* [Task goal]: Search the data below for the string "Special". Extract every line that contains it.

--- BEGIN The records ---

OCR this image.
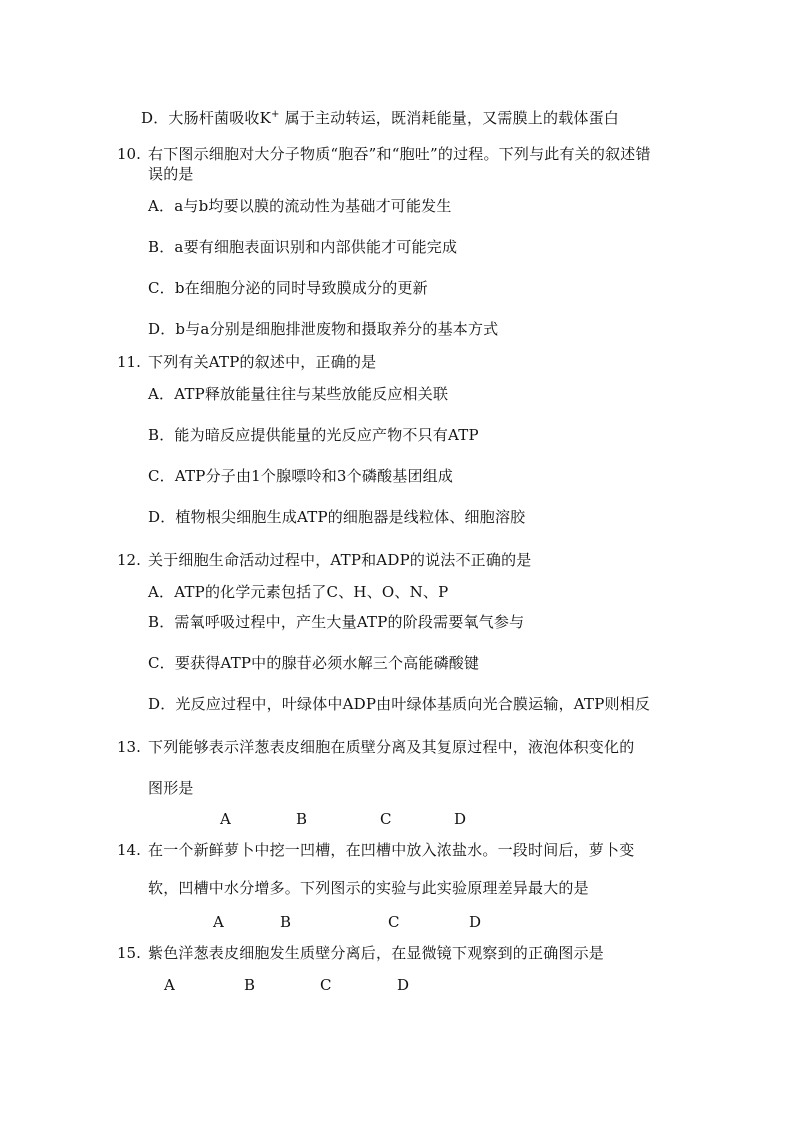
D．大肠杆菌吸收K+ 属于主动转运，既消耗能量，又需膜上的载体蛋白
10. 右下图示细胞对大分子物质“胞吞”和“胞吐”的过程。下列与此有关的叙述错
误的是
A．a与b均要以膜的流动性为基础才可能发生
B．a要有细胞表面识别和内部供能才可能完成
C．b在细胞分泌的同时导致膜成分的更新
D．b与a分别是细胞排泄废物和摄取养分的基本方式
11. 下列有关ATP的叙述中，正确的是
A．ATP释放能量往往与某些放能反应相关联
B．能为暗反应提供能量的光反应产物不只有ATP
C．ATP分子由1个腺嘌呤和3个磷酸基团组成
D．植物根尖细胞生成ATP的细胞器是线粒体、细胞溶胶
12. 关于细胞生命活动过程中，ATP和ADP的说法不正确的是
A．ATP的化学元素包括了C、H、O、N、P
B．需氧呼吸过程中，产生大量ATP的阶段需要氧气参与
C．要获得ATP中的腺苷必须水解三个高能磷酸键
D．光反应过程中，叶绿体中ADP由叶绿体基质向光合膜运输，ATP则相反
13. 下列能够表示洋葱表皮细胞在质壁分离及其复原过程中，液泡体积变化的
图形是
A	B	C	D
14. 在一个新鲜萝卜中挖一凹槽，在凹槽中放入浓盐水。一段时间后，萝卜变
软，凹槽中水分增多。下列图示的实验与此实验原理差异最大的是
A	B	C	D
15. 紫色洋葱表皮细胞发生质壁分离后，在显微镜下观察到的正确图示是
A	B	C	D
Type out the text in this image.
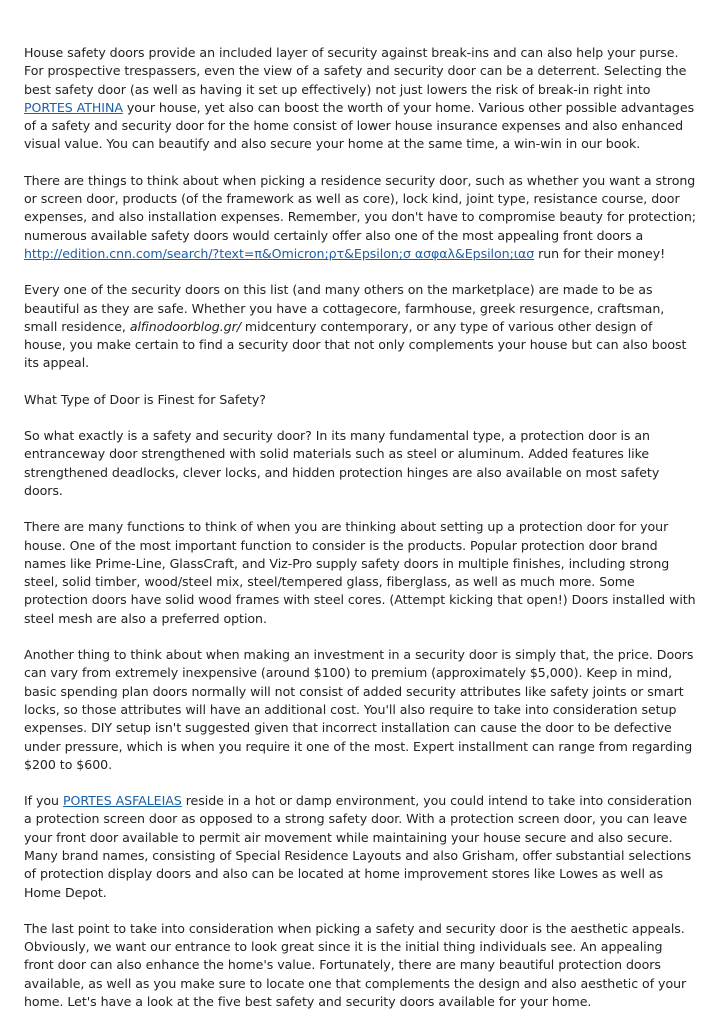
House safety doors provide an included layer of security against break-ins and can also help your purse. For prospective trespassers, even the view of a safety and security door can be a deterrent. Selecting the best safety door (as well as having it set up effectively) not just lowers the risk of break-in right into PORTES ATHINA your house, yet also can boost the worth of your home. Various other possible advantages of a safety and security door for the home consist of lower house insurance expenses and also enhanced visual value. You can beautify and also secure your home at the same time, a win-win in our book.

There are things to think about when picking a residence security door, such as whether you want a strong or screen door, products (of the framework as well as core), lock kind, joint type, resistance course, door expenses, and also installation expenses. Remember, you don't have to compromise beauty for protection; numerous available safety doors would certainly offer also one of the most appealing front doors a http://edition.cnn.com/search/?text=π&Omicron;ρτ&Epsilon;σ ασφαλ&Epsilon;ιασ run for their money!

Every one of the security doors on this list (and many others on the marketplace) are made to be as beautiful as they are safe. Whether you have a cottagecore, farmhouse, greek resurgence, craftsman, small residence, alfinodoorblog.gr/ midcentury contemporary, or any type of various other design of house, you make certain to find a security door that not only complements your house but can also boost its appeal.

What Type of Door is Finest for Safety?

So what exactly is a safety and security door? In its many fundamental type, a protection door is an entranceway door strengthened with solid materials such as steel or aluminum. Added features like strengthened deadlocks, clever locks, and hidden protection hinges are also available on most safety doors.

There are many functions to think of when you are thinking about setting up a protection door for your house. One of the most important function to consider is the products. Popular protection door brand names like Prime-Line, GlassCraft, and Viz-Pro supply safety doors in multiple finishes, including strong steel, solid timber, wood/steel mix, steel/tempered glass, fiberglass, as well as much more. Some protection doors have solid wood frames with steel cores. (Attempt kicking that open!) Doors installed with steel mesh are also a preferred option.

Another thing to think about when making an investment in a security door is simply that, the price. Doors can vary from extremely inexpensive (around $100) to premium (approximately $5,000). Keep in mind, basic spending plan doors normally will not consist of added security attributes like safety joints or smart locks, so those attributes will have an additional cost. You'll also require to take into consideration setup expenses. DIY setup isn't suggested given that incorrect installation can cause the door to be defective under pressure, which is when you require it one of the most. Expert installment can range from regarding $200 to $600.

If you PORTES ASFALEIAS reside in a hot or damp environment, you could intend to take into consideration a protection screen door as opposed to a strong safety door. With a protection screen door, you can leave your front door available to permit air movement while maintaining your house secure and also secure. Many brand names, consisting of Special Residence Layouts and also Grisham, offer substantial selections of protection display doors and also can be located at home improvement stores like Lowes as well as Home Depot.

The last point to take into consideration when picking a safety and security door is the aesthetic appeals. Obviously, we want our entrance to look great since it is the initial thing individuals see. An appealing front door can also enhance the home's value. Fortunately, there are many beautiful protection doors available, as well as you make sure to locate one that complements the design and also aesthetic of your home. Let's have a look at the five best safety and security doors available for your home.
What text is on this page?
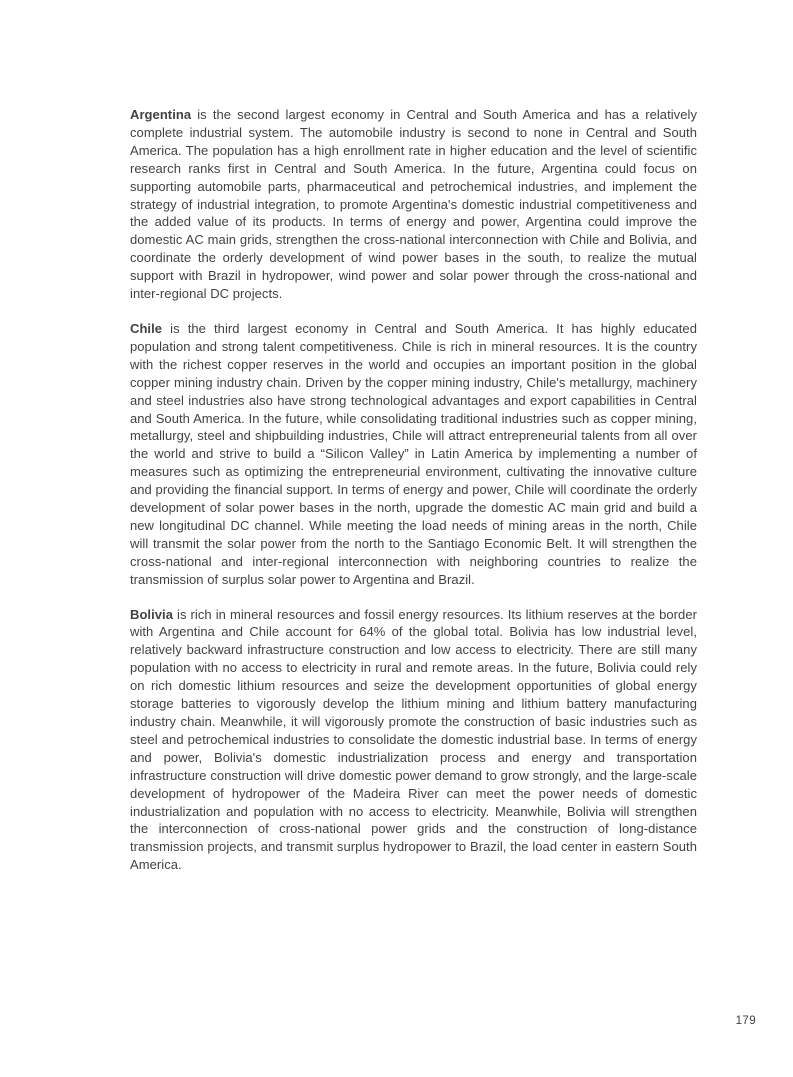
Argentina is the second largest economy in Central and South America and has a relatively complete industrial system. The automobile industry is second to none in Central and South America. The population has a high enrollment rate in higher education and the level of scientific research ranks first in Central and South America. In the future, Argentina could focus on supporting automobile parts, pharmaceutical and petrochemical industries, and implement the strategy of industrial integration, to promote Argentina's domestic industrial competitiveness and the added value of its products. In terms of energy and power, Argentina could improve the domestic AC main grids, strengthen the cross-national interconnection with Chile and Bolivia, and coordinate the orderly development of wind power bases in the south, to realize the mutual support with Brazil in hydropower, wind power and solar power through the cross-national and inter-regional DC projects.

Chile is the third largest economy in Central and South America. It has highly educated population and strong talent competitiveness. Chile is rich in mineral resources. It is the country with the richest copper reserves in the world and occupies an important position in the global copper mining industry chain. Driven by the copper mining industry, Chile's metallurgy, machinery and steel industries also have strong technological advantages and export capabilities in Central and South America. In the future, while consolidating traditional industries such as copper mining, metallurgy, steel and shipbuilding industries, Chile will attract entrepreneurial talents from all over the world and strive to build a “Silicon Valley” in Latin America by implementing a number of measures such as optimizing the entrepreneurial environment, cultivating the innovative culture and providing the financial support. In terms of energy and power, Chile will coordinate the orderly development of solar power bases in the north, upgrade the domestic AC main grid and build a new longitudinal DC channel. While meeting the load needs of mining areas in the north, Chile will transmit the solar power from the north to the Santiago Economic Belt. It will strengthen the cross-national and inter-regional interconnection with neighboring countries to realize the transmission of surplus solar power to Argentina and Brazil.

Bolivia is rich in mineral resources and fossil energy resources. Its lithium reserves at the border with Argentina and Chile account for 64% of the global total. Bolivia has low industrial level, relatively backward infrastructure construction and low access to electricity. There are still many population with no access to electricity in rural and remote areas. In the future, Bolivia could rely on rich domestic lithium resources and seize the development opportunities of global energy storage batteries to vigorously develop the lithium mining and lithium battery manufacturing industry chain. Meanwhile, it will vigorously promote the construction of basic industries such as steel and petrochemical industries to consolidate the domestic industrial base. In terms of energy and power, Bolivia's domestic industrialization process and energy and transportation infrastructure construction will drive domestic power demand to grow strongly, and the large-scale development of hydropower of the Madeira River can meet the power needs of domestic industrialization and population with no access to electricity. Meanwhile, Bolivia will strengthen the interconnection of cross-national power grids and the construction of long-distance transmission projects, and transmit surplus hydropower to Brazil, the load center in eastern South America.

179
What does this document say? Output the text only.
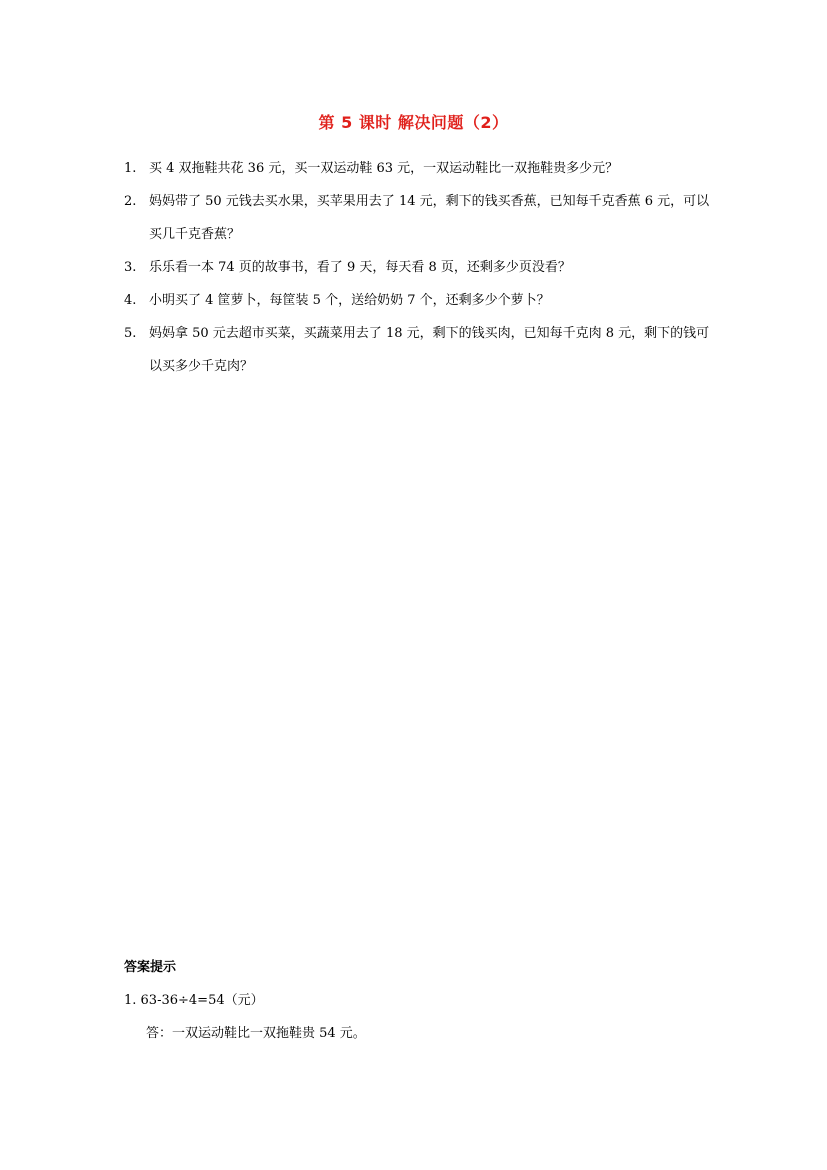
第 5 课时 解决问题（2）
1. 买 4 双拖鞋共花 36 元，买一双运动鞋 63 元，一双运动鞋比一双拖鞋贵多少元？
2. 妈妈带了 50 元钱去买水果，买苹果用去了 14 元，剩下的钱买香蕉，已知每千克香蕉 6 元，可以买几千克香蕉？
3. 乐乐看一本 74 页的故事书，看了 9 天，每天看 8 页，还剩多少页没看？
4. 小明买了 4 筐萝卜，每筐装 5 个，送给奶奶 7 个，还剩多少个萝卜？
5. 妈妈拿 50 元去超市买菜，买蔬菜用去了 18 元，剩下的钱买肉，已知每千克肉 8 元，剩下的钱可以买多少千克肉？
答案提示
1. 63-36÷4=54（元）
答：一双运动鞋比一双拖鞋贵 54 元。
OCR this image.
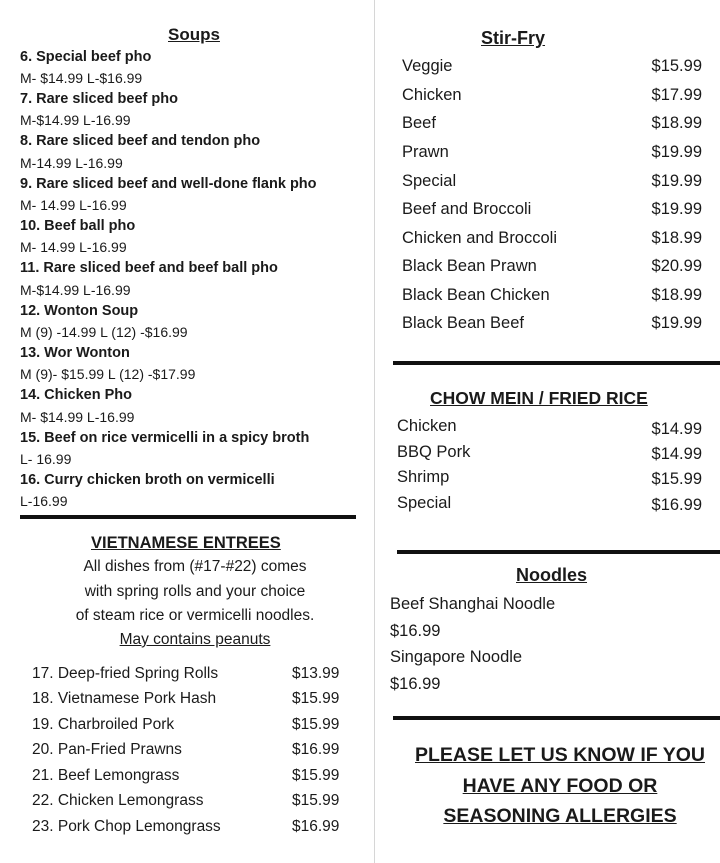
Soups
6. Special beef pho
M- $14.99 L-$16.99
7. Rare sliced beef pho
M-$14.99 L-16.99
8. Rare sliced beef and tendon pho
M-14.99 L-16.99
9. Rare sliced beef and well-done flank pho
M- 14.99 L-16.99
10. Beef ball pho
M- 14.99 L-16.99
11. Rare sliced beef and beef ball pho
M-$14.99 L-16.99
12. Wonton Soup
M (9) -14.99 L (12) -$16.99
13. Wor Wonton
M (9)- $15.99 L (12) -$17.99
14. Chicken Pho
M- $14.99 L-16.99
15. Beef on rice vermicelli in a spicy broth
L- 16.99
16. Curry chicken broth on vermicelli
L-16.99
VIETNAMESE ENTREES
All dishes from (#17-#22) comes
with spring rolls and your choice
of steam rice or vermicelli noodles.
May contains peanuts
17. Deep-fried Spring Rolls	$13.99
18. Vietnamese Pork Hash	$15.99
19. Charbroiled Pork	$15.99
20. Pan-Fried Prawns	$16.99
21. Beef Lemongrass	$15.99
22. Chicken Lemongrass	$15.99
23. Pork Chop Lemongrass	$16.99
Stir-Fry
Veggie	$15.99
Chicken	$17.99
Beef	$18.99
Prawn	$19.99
Special	$19.99
Beef and Broccoli	$19.99
Chicken and Broccoli	$18.99
Black Bean Prawn	$20.99
Black Bean Chicken	$18.99
Black Bean Beef	$19.99
CHOW MEIN / FRIED RICE
Chicken	$14.99
BBQ Pork	$14.99
Shrimp	$15.99
Special	$16.99
Noodles
Beef Shanghai Noodle
$16.99
Singapore Noodle
$16.99
PLEASE LET US KNOW IF YOU
HAVE ANY FOOD OR
SEASONING ALLERGIES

--- END The records ---

* [Finished task]:
If you PORTES ASFALEIAS reside in a hot or damp environment, you could intend to take into consideration a protection screen door as opposed to a strong safety door. With a protection screen door, you can leave your front door available to permit air movement while maintaining your house secure and also secure. Many brand names, consisting of Special Residence Layouts and also Grisham, offer substantial selections of protection display doors and also can be located at home improvement stores like Lowes as well as Home Depot.
6. Special beef pho
Special	$19.99
Special	$16.99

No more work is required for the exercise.